Directive:
Repeat every entry word for word, but leave the images out of your copy.

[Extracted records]
┄┄┄┄┄┄

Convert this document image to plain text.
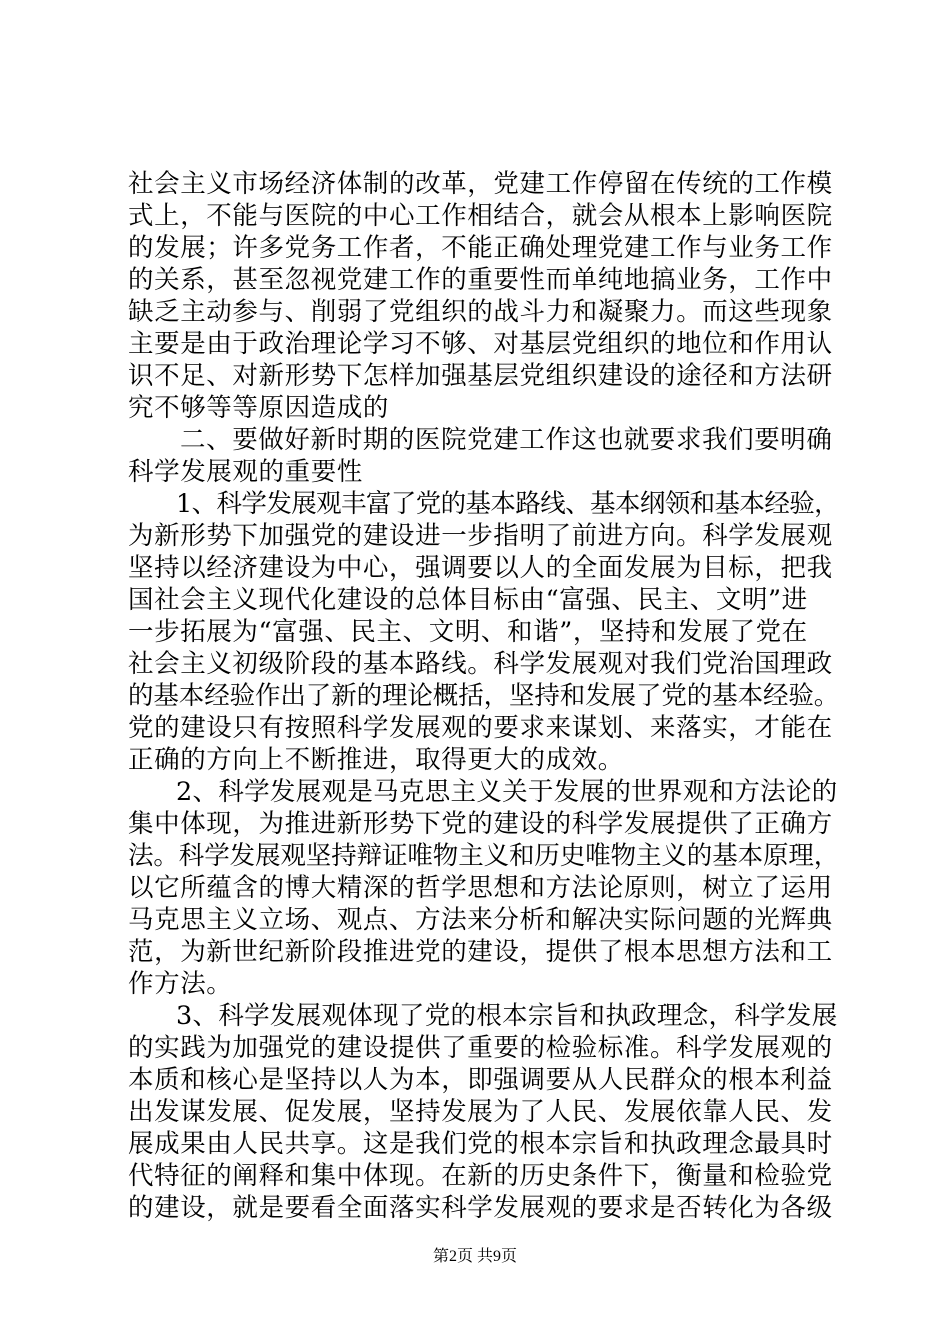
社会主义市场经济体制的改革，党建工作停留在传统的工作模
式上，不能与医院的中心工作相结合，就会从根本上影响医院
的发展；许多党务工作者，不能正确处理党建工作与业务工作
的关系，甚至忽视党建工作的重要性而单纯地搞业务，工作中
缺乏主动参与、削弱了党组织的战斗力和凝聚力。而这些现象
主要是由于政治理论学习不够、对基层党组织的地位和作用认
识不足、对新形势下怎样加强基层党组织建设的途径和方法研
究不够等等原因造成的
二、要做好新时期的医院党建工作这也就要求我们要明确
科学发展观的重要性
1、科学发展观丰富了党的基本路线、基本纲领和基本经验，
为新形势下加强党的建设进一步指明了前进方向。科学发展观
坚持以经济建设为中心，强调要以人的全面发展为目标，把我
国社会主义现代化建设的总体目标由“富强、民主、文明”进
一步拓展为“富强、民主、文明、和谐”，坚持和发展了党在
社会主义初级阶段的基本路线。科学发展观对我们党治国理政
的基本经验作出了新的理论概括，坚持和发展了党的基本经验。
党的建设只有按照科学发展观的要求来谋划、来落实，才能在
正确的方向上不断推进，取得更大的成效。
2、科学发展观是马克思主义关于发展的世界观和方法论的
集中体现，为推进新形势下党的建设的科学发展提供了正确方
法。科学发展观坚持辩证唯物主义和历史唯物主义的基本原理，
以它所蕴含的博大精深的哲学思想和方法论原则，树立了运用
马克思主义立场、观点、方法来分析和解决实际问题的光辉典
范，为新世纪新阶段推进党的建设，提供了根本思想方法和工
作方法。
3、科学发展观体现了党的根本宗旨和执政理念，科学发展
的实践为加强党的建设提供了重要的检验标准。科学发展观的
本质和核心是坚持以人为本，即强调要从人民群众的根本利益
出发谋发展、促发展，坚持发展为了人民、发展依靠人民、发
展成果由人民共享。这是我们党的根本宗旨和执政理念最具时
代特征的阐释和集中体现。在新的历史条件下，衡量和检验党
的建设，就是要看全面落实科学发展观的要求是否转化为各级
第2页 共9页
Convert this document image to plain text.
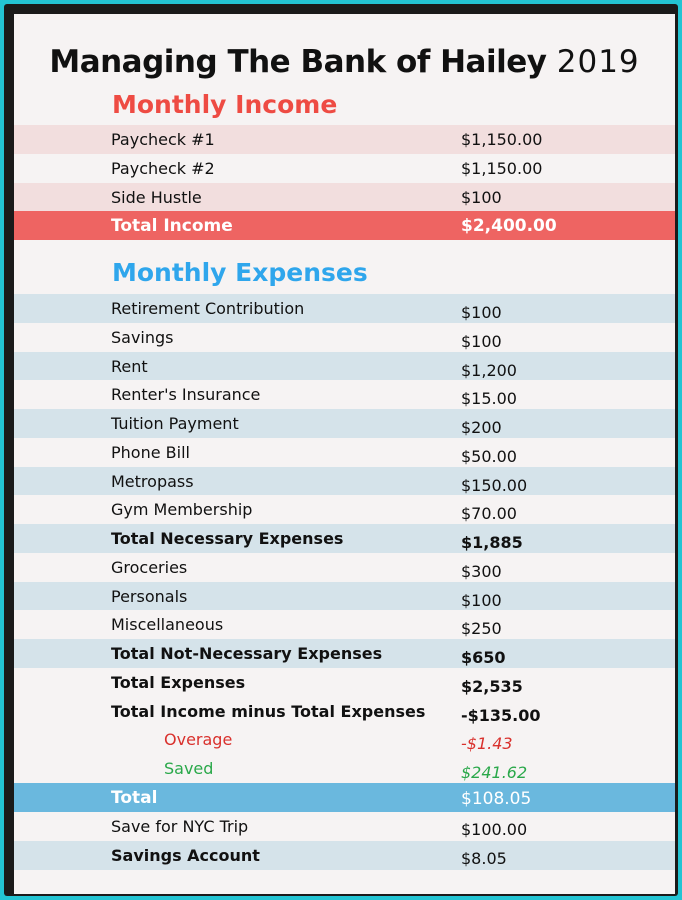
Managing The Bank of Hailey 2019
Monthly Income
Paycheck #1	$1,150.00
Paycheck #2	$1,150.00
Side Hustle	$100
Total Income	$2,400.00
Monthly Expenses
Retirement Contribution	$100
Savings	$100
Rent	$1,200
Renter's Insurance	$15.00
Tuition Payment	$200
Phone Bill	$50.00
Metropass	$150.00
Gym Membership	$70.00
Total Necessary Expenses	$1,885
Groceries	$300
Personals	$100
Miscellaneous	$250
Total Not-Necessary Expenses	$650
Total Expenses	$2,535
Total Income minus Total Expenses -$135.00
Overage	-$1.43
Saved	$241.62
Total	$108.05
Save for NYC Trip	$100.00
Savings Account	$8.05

┄┄┄┄┄┄

Task result:
Convert this document image to plain text.
社会主义市场经济体制的改革，党建工作停留在传统的工作模
式上，不能与医院的中心工作相结合，就会从根本上影响医院
的发展；许多党务工作者，不能正确处理党建工作与业务工作
的关系，甚至忽视党建工作的重要性而单纯地搞业务，工作中
缺乏主动参与、削弱了党组织的战斗力和凝聚力。而这些现象
主要是由于政治理论学习不够、对基层党组织的地位和作用认
识不足、对新形势下怎样加强基层党组织建设的途径和方法研
究不够等等原因造成的
二、要做好新时期的医院党建工作这也就要求我们要明确
科学发展观的重要性
1、科学发展观丰富了党的基本路线、基本纲领和基本经验，
为新形势下加强党的建设进一步指明了前进方向。科学发展观
坚持以经济建设为中心，强调要以人的全面发展为目标，把我
国社会主义现代化建设的总体目标由“富强、民主、文明”进
一步拓展为“富强、民主、文明、和谐”，坚持和发展了党在
社会主义初级阶段的基本路线。科学发展观对我们党治国理政
的基本经验作出了新的理论概括，坚持和发展了党的基本经验。
党的建设只有按照科学发展观的要求来谋划、来落实，才能在
正确的方向上不断推进，取得更大的成效。
2、科学发展观是马克思主义关于发展的世界观和方法论的
集中体现，为推进新形势下党的建设的科学发展提供了正确方
法。科学发展观坚持辩证唯物主义和历史唯物主义的基本原理，
以它所蕴含的博大精深的哲学思想和方法论原则，树立了运用
马克思主义立场、观点、方法来分析和解决实际问题的光辉典
范，为新世纪新阶段推进党的建设，提供了根本思想方法和工
作方法。
3、科学发展观体现了党的根本宗旨和执政理念，科学发展
的实践为加强党的建设提供了重要的检验标准。科学发展观的
本质和核心是坚持以人为本，即强调要从人民群众的根本利益
出发谋发展、促发展，坚持发展为了人民、发展依靠人民、发
展成果由人民共享。这是我们党的根本宗旨和执政理念最具时
代特征的阐释和集中体现。在新的历史条件下，衡量和检验党
的建设，就是要看全面落实科学发展观的要求是否转化为各级
第2页 共9页
Convert this document image to plain text.
Managing The Bank of Hailey 2019
Monthly Income
Paycheck #1	$1,150.00
Paycheck #2	$1,150.00
Side Hustle	$100
Total Income	$2,400.00
Monthly Expenses
Retirement Contribution	$100
Savings	$100
Rent	$1,200
Renter's Insurance	$15.00
Tuition Payment	$200
Phone Bill	$50.00
Metropass	$150.00
Gym Membership	$70.00
Total Necessary Expenses	$1,885
Groceries	$300
Personals	$100
Miscellaneous	$250
Total Not-Necessary Expenses	$650
Total Expenses	$2,535
Total Income minus Total Expenses -$135.00
Overage	-$1.43
Saved	$241.62
Total	$108.05
Save for NYC Trip	$100.00
Savings Account	$8.05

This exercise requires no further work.